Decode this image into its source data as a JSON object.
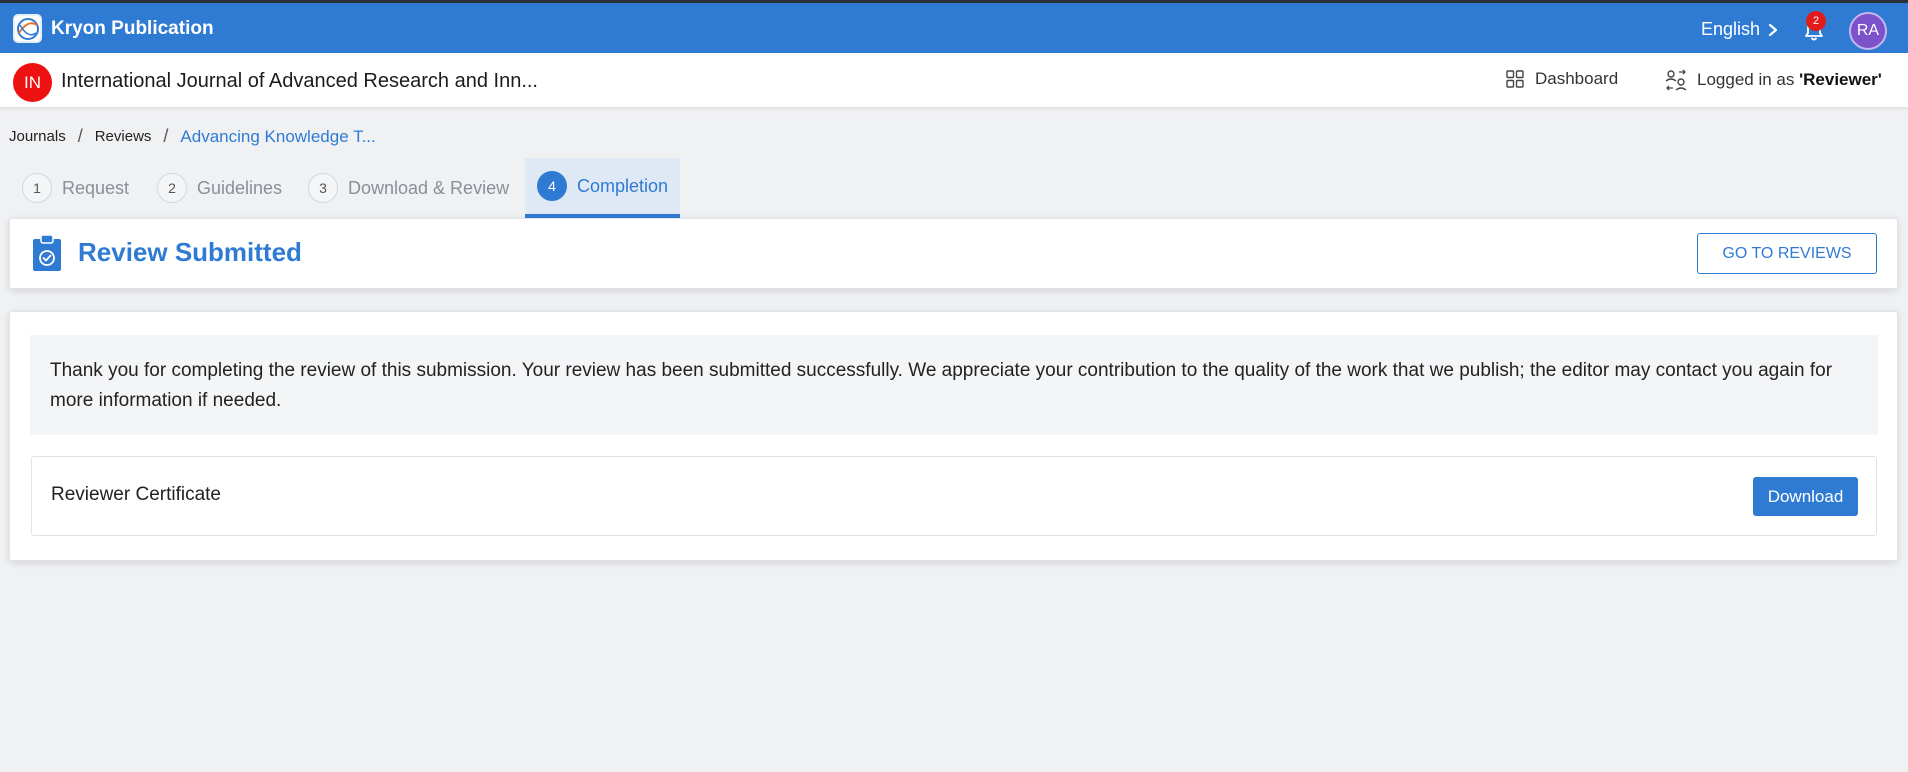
{
  "topbar": {
    "brand": "Kryon Publication",
    "language": "English",
    "notification_count": "2",
    "avatar_initials": "RA"
  },
  "journal": {
    "badge": "IN",
    "title": "International Journal of Advanced Research and Inn...",
    "dashboard_label": "Dashboard",
    "logged_prefix": "Logged in as ",
    "logged_role": "'Reviewer'"
  },
  "breadcrumb": {
    "items": [
      "Journals",
      "Reviews"
    ],
    "current": "Advancing Knowledge T..."
  },
  "steps": [
    {
      "num": "1",
      "label": "Request"
    },
    {
      "num": "2",
      "label": "Guidelines"
    },
    {
      "num": "3",
      "label": "Download & Review"
    },
    {
      "num": "4",
      "label": "Completion"
    }
  ],
  "header_card": {
    "title": "Review Submitted",
    "button": "GO TO REVIEWS"
  },
  "main": {
    "message": "Thank you for completing the review of this submission. Your review has been submitted successfully. We appreciate your contribution to the quality of the work that we publish; the editor may contact you again for more information if needed.",
    "certificate_label": "Reviewer Certificate",
    "download_button": "Download"
  },
  "colors": {
    "primary": "#2f7bd4",
    "journal_badge": "#ee1111",
    "avatar": "#7b52c9",
    "badge_red": "#e21b1b"
  }
}
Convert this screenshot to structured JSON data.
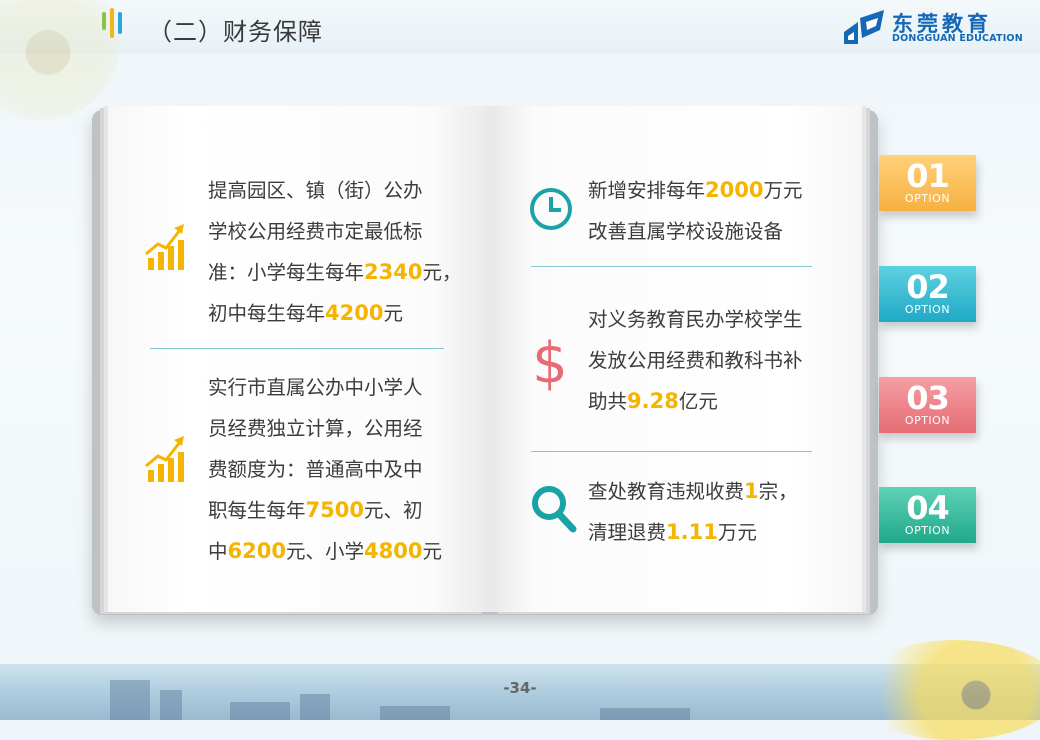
{
  "header": {
    "section_title": "（二）财务保障",
    "logo_cn": "东莞教育",
    "logo_en": "DONGGUAN EDUCATION"
  },
  "left_page": {
    "item1": {
      "icon": "growth-chart-icon",
      "line1": "提高园区、镇（街）公办",
      "line2": "学校公用经费市定最低标",
      "line3_a": "准：小学每生每年",
      "line3_hl": "2340",
      "line3_b": "元，",
      "line4_a": "初中每生每年",
      "line4_hl": "4200",
      "line4_b": "元"
    },
    "item2": {
      "icon": "growth-chart-icon",
      "line1": "实行市直属公办中小学人",
      "line2": "员经费独立计算，公用经",
      "line3": "费额度为：普通高中及中",
      "line4_a": "职每生每年",
      "line4_hl": "7500",
      "line4_b": "元、初",
      "line5_a": "中",
      "line5_hl1": "6200",
      "line5_b": "元、小学",
      "line5_hl2": "4800",
      "line5_c": "元"
    }
  },
  "right_page": {
    "item1": {
      "icon": "clock-icon",
      "line1_a": "新增安排每年",
      "line1_hl": "2000",
      "line1_b": "万元",
      "line2": "改善直属学校设施设备"
    },
    "item2": {
      "icon": "dollar-icon",
      "line1": "对义务教育民办学校学生",
      "line2": "发放公用经费和教科书补",
      "line3_a": "助共",
      "line3_hl": "9.28",
      "line3_b": "亿元"
    },
    "item3": {
      "icon": "search-icon",
      "line1_a": "查处教育违规收费",
      "line1_hl": "1",
      "line1_b": "宗，",
      "line2_a": "清理退费",
      "line2_hl": "1.11",
      "line2_b": "万元"
    }
  },
  "tabs": [
    {
      "num": "01",
      "label": "OPTION",
      "color": "#f6b042"
    },
    {
      "num": "02",
      "label": "OPTION",
      "color": "#1fa9c6"
    },
    {
      "num": "03",
      "label": "OPTION",
      "color": "#e56c74"
    },
    {
      "num": "04",
      "label": "OPTION",
      "color": "#20a98a"
    }
  ],
  "footer": {
    "page_number": "-34-"
  },
  "colors": {
    "highlight": "#f5b400",
    "icon_orange": "#f5b400",
    "icon_teal": "#1aa3a6",
    "icon_red": "#e56c74"
  }
}
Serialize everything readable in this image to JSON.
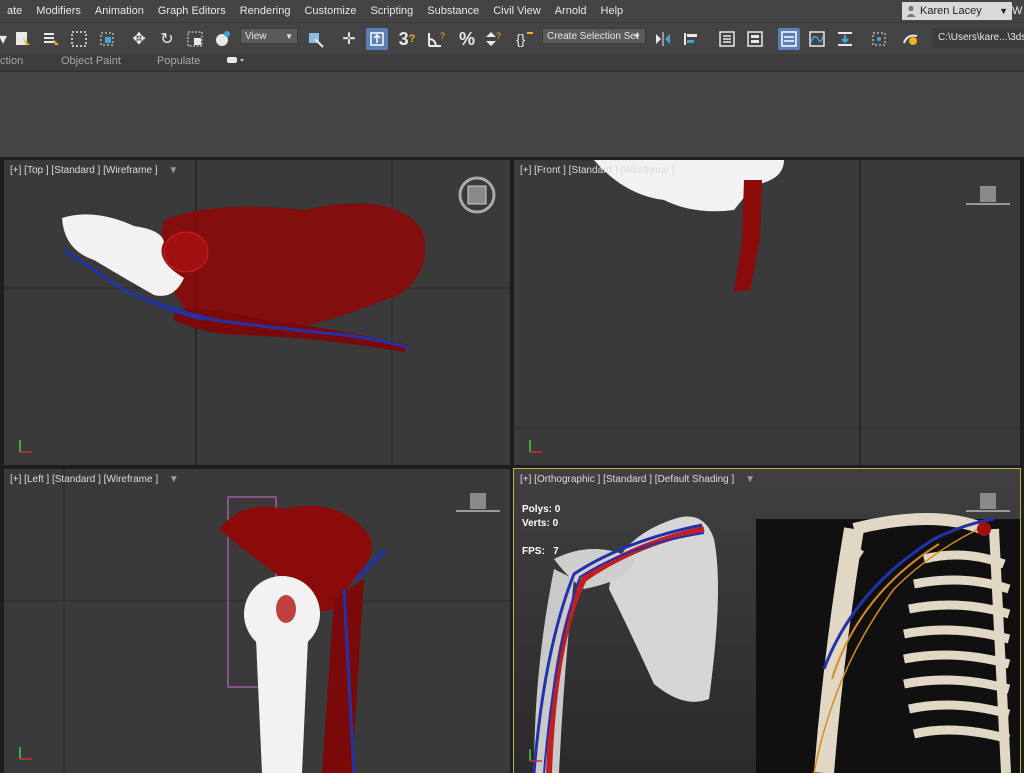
{
  "menu": {
    "items": [
      "ate",
      "Modifiers",
      "Animation",
      "Graph Editors",
      "Rendering",
      "Customize",
      "Scripting",
      "Substance",
      "Civil View",
      "Arnold",
      "Help"
    ],
    "user_name": "Karen Lacey",
    "trailing_text": "W"
  },
  "toolbar": {
    "view_dropdown": "View",
    "selection_set_dropdown": "Create Selection Set",
    "project_path": "C:\\Users\\kare...\\3ds"
  },
  "ribbon": {
    "tabs": [
      "ction",
      "Object Paint",
      "Populate"
    ]
  },
  "viewports": {
    "top": {
      "label": "[+] [Top ] [Standard ] [Wireframe ]"
    },
    "front": {
      "label": "[+] [Front ] [Standard ] [Wireframe ]"
    },
    "left": {
      "label": "[+] [Left ] [Standard ] [Wireframe ]"
    },
    "perspective": {
      "label": "[+] [Orthographic ] [Standard ] [Default Shading ]",
      "polys_label": "Polys:",
      "polys_value": "0",
      "verts_label": "Verts:",
      "verts_value": "0",
      "fps_label": "FPS:",
      "fps_value": "7"
    }
  },
  "colors": {
    "menubar": "#444444",
    "viewport_bg": "#3a3a3a",
    "active_viewport_border": "#c8b040",
    "accent_active": "#5a7fb6",
    "bone_white": "#ffffff",
    "muscle_red": "#8b0a0a",
    "nerve_blue": "#2233aa"
  }
}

- - - - - - -

**EXERCISE**. Select the lines from the entries that include the word "Wireframe".

**SOLUTION TO THIS PROBLEM**.
      "label": "[+] [Top ] [Standard ] [Wireframe ]"
      "label": "[+] [Front ] [Standard ] [Wireframe ]"
      "label": "[+] [Left ] [Standard ] [Wireframe ]"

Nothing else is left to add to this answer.